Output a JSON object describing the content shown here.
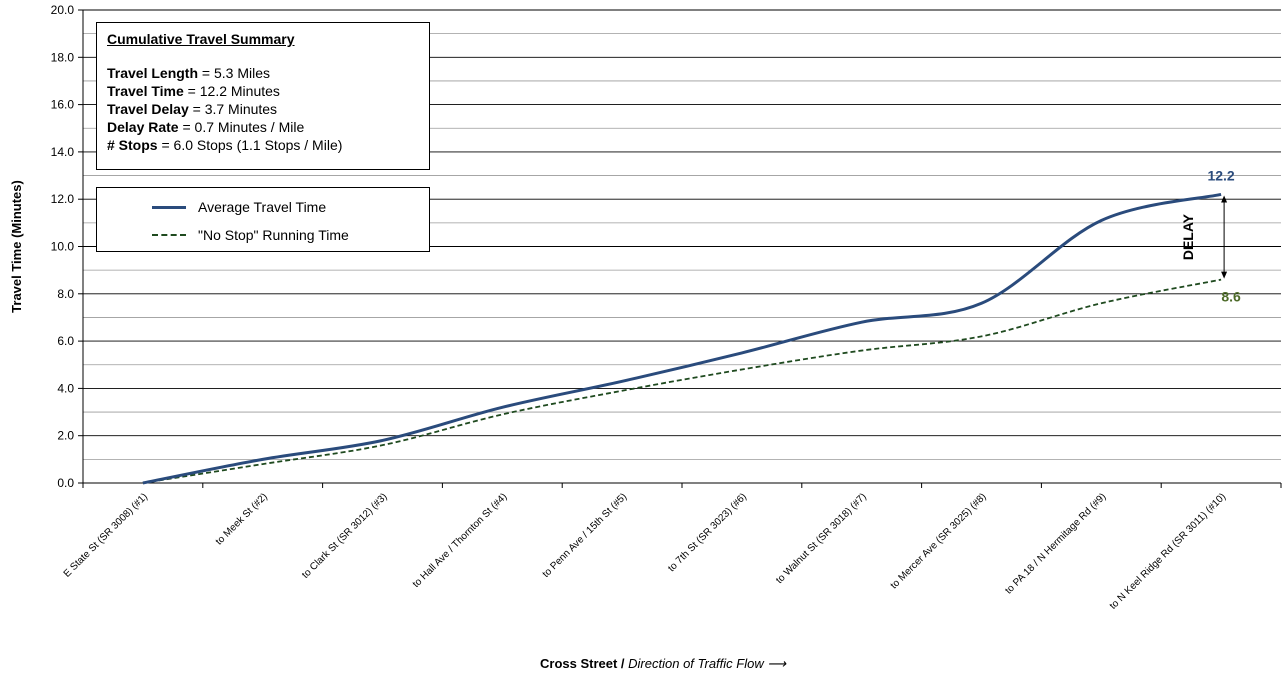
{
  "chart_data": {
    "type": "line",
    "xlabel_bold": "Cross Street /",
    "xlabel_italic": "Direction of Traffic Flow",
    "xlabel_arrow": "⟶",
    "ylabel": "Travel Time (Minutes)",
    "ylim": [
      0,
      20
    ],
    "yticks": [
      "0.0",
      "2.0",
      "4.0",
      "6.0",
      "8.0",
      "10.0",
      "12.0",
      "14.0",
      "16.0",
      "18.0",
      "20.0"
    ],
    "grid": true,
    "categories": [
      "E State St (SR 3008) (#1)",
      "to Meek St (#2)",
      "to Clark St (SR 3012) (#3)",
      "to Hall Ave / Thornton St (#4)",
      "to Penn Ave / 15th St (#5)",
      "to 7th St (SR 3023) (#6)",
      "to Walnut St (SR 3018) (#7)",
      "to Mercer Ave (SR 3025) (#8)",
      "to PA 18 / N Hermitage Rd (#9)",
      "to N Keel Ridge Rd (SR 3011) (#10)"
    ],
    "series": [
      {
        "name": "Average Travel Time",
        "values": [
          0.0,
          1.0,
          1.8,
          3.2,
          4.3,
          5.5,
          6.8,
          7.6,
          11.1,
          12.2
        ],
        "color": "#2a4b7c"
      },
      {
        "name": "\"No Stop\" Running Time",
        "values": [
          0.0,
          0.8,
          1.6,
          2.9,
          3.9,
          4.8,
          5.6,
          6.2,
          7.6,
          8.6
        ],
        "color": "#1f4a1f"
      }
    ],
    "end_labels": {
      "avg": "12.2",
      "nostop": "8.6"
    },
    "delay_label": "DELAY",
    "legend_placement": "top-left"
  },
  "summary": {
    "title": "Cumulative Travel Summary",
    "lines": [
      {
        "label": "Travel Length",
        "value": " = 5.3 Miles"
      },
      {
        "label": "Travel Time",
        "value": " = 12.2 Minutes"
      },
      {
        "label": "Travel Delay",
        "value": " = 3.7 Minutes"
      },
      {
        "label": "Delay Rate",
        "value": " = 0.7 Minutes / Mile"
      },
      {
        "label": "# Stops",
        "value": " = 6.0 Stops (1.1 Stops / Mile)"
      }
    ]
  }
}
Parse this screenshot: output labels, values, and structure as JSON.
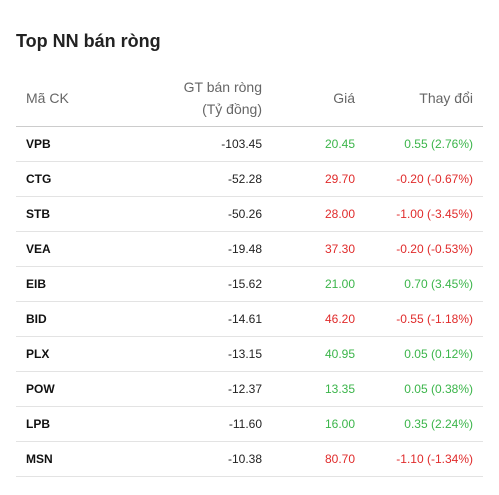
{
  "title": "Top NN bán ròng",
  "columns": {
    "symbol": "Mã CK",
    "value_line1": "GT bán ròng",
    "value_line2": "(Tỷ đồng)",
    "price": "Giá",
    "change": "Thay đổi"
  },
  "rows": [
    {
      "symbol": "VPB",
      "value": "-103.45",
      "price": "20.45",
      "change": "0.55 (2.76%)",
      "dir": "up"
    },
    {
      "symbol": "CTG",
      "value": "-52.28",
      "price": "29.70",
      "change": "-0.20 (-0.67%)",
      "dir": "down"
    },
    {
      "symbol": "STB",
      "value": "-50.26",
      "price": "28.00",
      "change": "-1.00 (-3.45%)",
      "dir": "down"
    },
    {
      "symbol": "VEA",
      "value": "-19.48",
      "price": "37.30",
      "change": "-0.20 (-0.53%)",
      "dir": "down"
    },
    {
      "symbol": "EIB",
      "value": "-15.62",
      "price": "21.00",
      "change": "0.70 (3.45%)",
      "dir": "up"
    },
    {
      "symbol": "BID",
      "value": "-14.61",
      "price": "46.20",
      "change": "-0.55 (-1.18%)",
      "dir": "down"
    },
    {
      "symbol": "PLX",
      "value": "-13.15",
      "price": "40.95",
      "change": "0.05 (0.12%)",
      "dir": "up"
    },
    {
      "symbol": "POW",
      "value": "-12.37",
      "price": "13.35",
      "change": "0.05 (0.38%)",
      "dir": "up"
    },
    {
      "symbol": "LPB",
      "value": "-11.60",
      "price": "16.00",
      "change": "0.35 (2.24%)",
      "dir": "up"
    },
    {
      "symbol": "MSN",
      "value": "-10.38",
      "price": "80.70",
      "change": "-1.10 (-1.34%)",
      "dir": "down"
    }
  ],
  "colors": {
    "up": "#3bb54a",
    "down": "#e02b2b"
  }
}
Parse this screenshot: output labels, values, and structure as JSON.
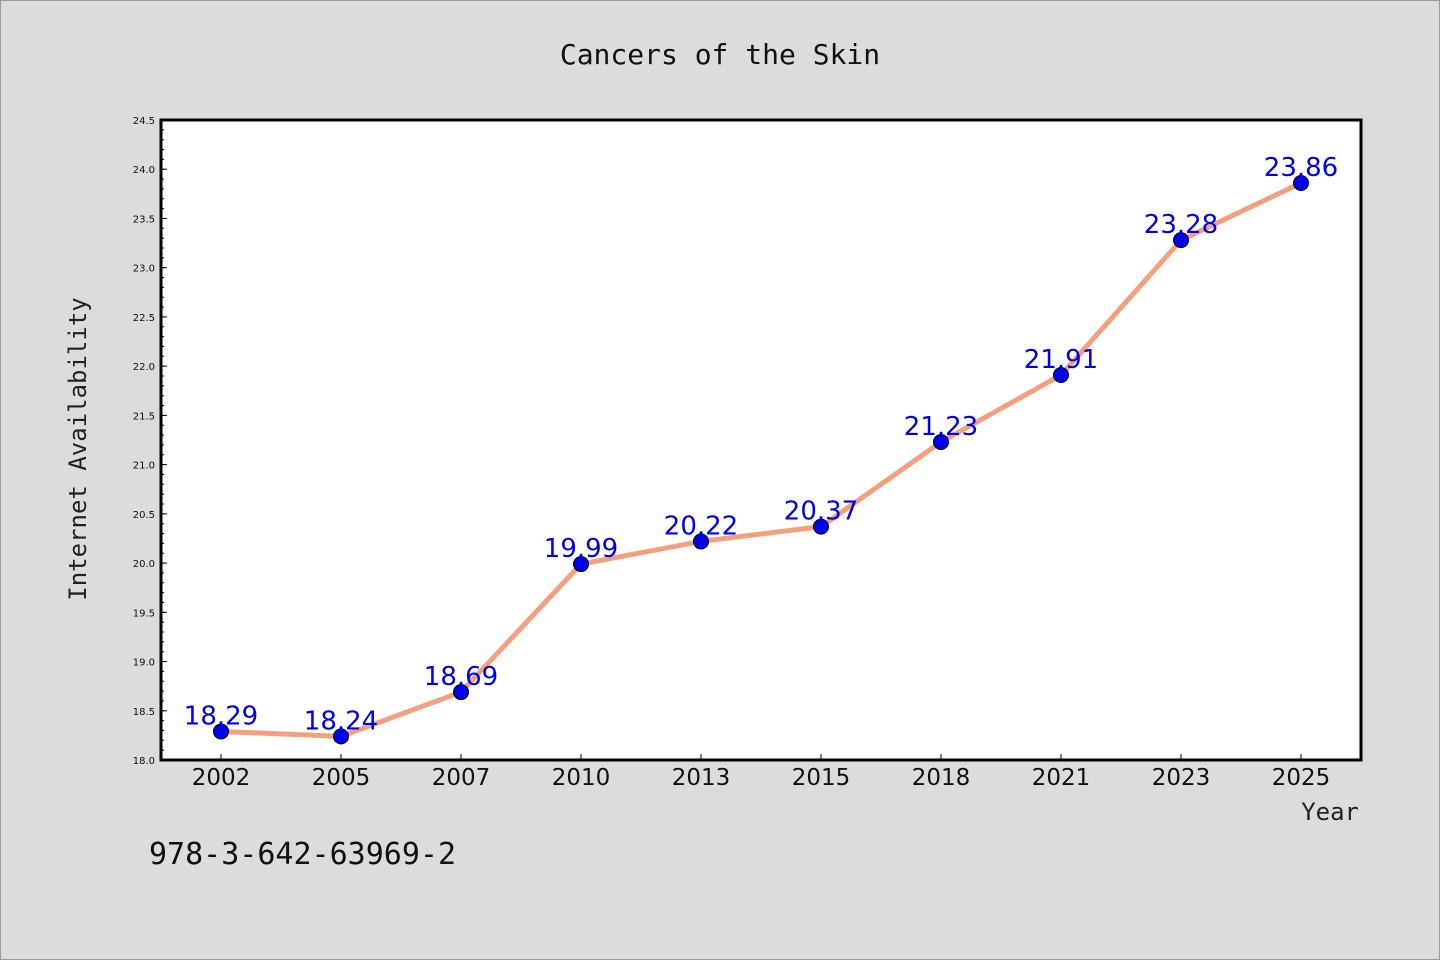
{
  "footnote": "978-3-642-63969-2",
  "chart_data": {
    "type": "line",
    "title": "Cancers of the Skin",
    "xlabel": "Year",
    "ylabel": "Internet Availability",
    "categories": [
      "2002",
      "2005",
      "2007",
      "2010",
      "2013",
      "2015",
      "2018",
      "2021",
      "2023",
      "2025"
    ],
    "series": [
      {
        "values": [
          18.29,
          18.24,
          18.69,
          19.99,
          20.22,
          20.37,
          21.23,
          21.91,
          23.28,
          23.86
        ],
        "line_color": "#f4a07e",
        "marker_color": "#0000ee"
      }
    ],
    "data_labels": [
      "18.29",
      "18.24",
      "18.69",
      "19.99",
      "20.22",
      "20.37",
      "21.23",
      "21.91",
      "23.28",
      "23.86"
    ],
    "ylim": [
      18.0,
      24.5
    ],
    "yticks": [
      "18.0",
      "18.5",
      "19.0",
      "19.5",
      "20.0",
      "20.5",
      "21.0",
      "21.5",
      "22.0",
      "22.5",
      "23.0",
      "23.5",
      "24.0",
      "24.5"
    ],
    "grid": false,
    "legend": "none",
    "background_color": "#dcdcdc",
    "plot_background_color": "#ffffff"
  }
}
# # # # # # #
▸ **Exercise description**
Quote the listing above in full, except for the pictures.

▸ **Exercise response**
Output a JSON object describing the content shown here.
{
  "chart_data": {
    "type": "line",
    "xlabel_bold": "Cross Street /",
    "xlabel_italic": "Direction of Traffic Flow",
    "xlabel_arrow": "⟶",
    "ylabel": "Travel Time (Minutes)",
    "ylim": [
      0,
      20
    ],
    "yticks": [
      "0.0",
      "2.0",
      "4.0",
      "6.0",
      "8.0",
      "10.0",
      "12.0",
      "14.0",
      "16.0",
      "18.0",
      "20.0"
    ],
    "grid": true,
    "categories": [
      "E State St (SR 3008) (#1)",
      "to Meek St (#2)",
      "to Clark St (SR 3012) (#3)",
      "to Hall Ave / Thornton St (#4)",
      "to Penn Ave / 15th St (#5)",
      "to 7th St (SR 3023) (#6)",
      "to Walnut St (SR 3018) (#7)",
      "to Mercer Ave (SR 3025) (#8)",
      "to PA 18 / N Hermitage Rd (#9)",
      "to N Keel Ridge Rd (SR 3011) (#10)"
    ],
    "series": [
      {
        "name": "Average Travel Time",
        "values": [
          0.0,
          1.0,
          1.8,
          3.2,
          4.3,
          5.5,
          6.8,
          7.6,
          11.1,
          12.2
        ],
        "color": "#2a4b7c"
      },
      {
        "name": "\"No Stop\" Running Time",
        "values": [
          0.0,
          0.8,
          1.6,
          2.9,
          3.9,
          4.8,
          5.6,
          6.2,
          7.6,
          8.6
        ],
        "color": "#1f4a1f"
      }
    ],
    "end_labels": {
      "avg": "12.2",
      "nostop": "8.6"
    },
    "delay_label": "DELAY",
    "legend_placement": "top-left"
  },
  "summary": {
    "title": "Cumulative Travel Summary",
    "lines": [
      {
        "label": "Travel Length",
        "value": " = 5.3 Miles"
      },
      {
        "label": "Travel Time",
        "value": " = 12.2 Minutes"
      },
      {
        "label": "Travel Delay",
        "value": " = 3.7 Minutes"
      },
      {
        "label": "Delay Rate",
        "value": " = 0.7 Minutes / Mile"
      },
      {
        "label": "# Stops",
        "value": " = 6.0 Stops (1.1 Stops / Mile)"
      }
    ]
  }
}
Parse this screenshot: output labels, values, and structure as JSON.
{
  "title": "Top NN bán ròng",
  "columns": {
    "symbol": "Mã CK",
    "value_line1": "GT bán ròng",
    "value_line2": "(Tỷ đồng)",
    "price": "Giá",
    "change": "Thay đổi"
  },
  "rows": [
    {
      "symbol": "VPB",
      "value": "-103.45",
      "price": "20.45",
      "change": "0.55 (2.76%)",
      "dir": "up"
    },
    {
      "symbol": "CTG",
      "value": "-52.28",
      "price": "29.70",
      "change": "-0.20 (-0.67%)",
      "dir": "down"
    },
    {
      "symbol": "STB",
      "value": "-50.26",
      "price": "28.00",
      "change": "-1.00 (-3.45%)",
      "dir": "down"
    },
    {
      "symbol": "VEA",
      "value": "-19.48",
      "price": "37.30",
      "change": "-0.20 (-0.53%)",
      "dir": "down"
    },
    {
      "symbol": "EIB",
      "value": "-15.62",
      "price": "21.00",
      "change": "0.70 (3.45%)",
      "dir": "up"
    },
    {
      "symbol": "BID",
      "value": "-14.61",
      "price": "46.20",
      "change": "-0.55 (-1.18%)",
      "dir": "down"
    },
    {
      "symbol": "PLX",
      "value": "-13.15",
      "price": "40.95",
      "change": "0.05 (0.12%)",
      "dir": "up"
    },
    {
      "symbol": "POW",
      "value": "-12.37",
      "price": "13.35",
      "change": "0.05 (0.38%)",
      "dir": "up"
    },
    {
      "symbol": "LPB",
      "value": "-11.60",
      "price": "16.00",
      "change": "0.35 (2.24%)",
      "dir": "up"
    },
    {
      "symbol": "MSN",
      "value": "-10.38",
      "price": "80.70",
      "change": "-1.10 (-1.34%)",
      "dir": "down"
    }
  ],
  "colors": {
    "up": "#3bb54a",
    "down": "#e02b2b"
  }
}
Parse this screenshot: output labels, values, and structure as JSON.
{
  "footnote": "978-3-642-63969-2",
  "chart_data": {
    "type": "line",
    "title": "Cancers of the Skin",
    "xlabel": "Year",
    "ylabel": "Internet Availability",
    "categories": [
      "2002",
      "2005",
      "2007",
      "2010",
      "2013",
      "2015",
      "2018",
      "2021",
      "2023",
      "2025"
    ],
    "series": [
      {
        "values": [
          18.29,
          18.24,
          18.69,
          19.99,
          20.22,
          20.37,
          21.23,
          21.91,
          23.28,
          23.86
        ],
        "line_color": "#f4a07e",
        "marker_color": "#0000ee"
      }
    ],
    "data_labels": [
      "18.29",
      "18.24",
      "18.69",
      "19.99",
      "20.22",
      "20.37",
      "21.23",
      "21.91",
      "23.28",
      "23.86"
    ],
    "ylim": [
      18.0,
      24.5
    ],
    "yticks": [
      "18.0",
      "18.5",
      "19.0",
      "19.5",
      "20.0",
      "20.5",
      "21.0",
      "21.5",
      "22.0",
      "22.5",
      "23.0",
      "23.5",
      "24.0",
      "24.5"
    ],
    "grid": false,
    "legend": "none",
    "background_color": "#dcdcdc",
    "plot_background_color": "#ffffff"
  }
}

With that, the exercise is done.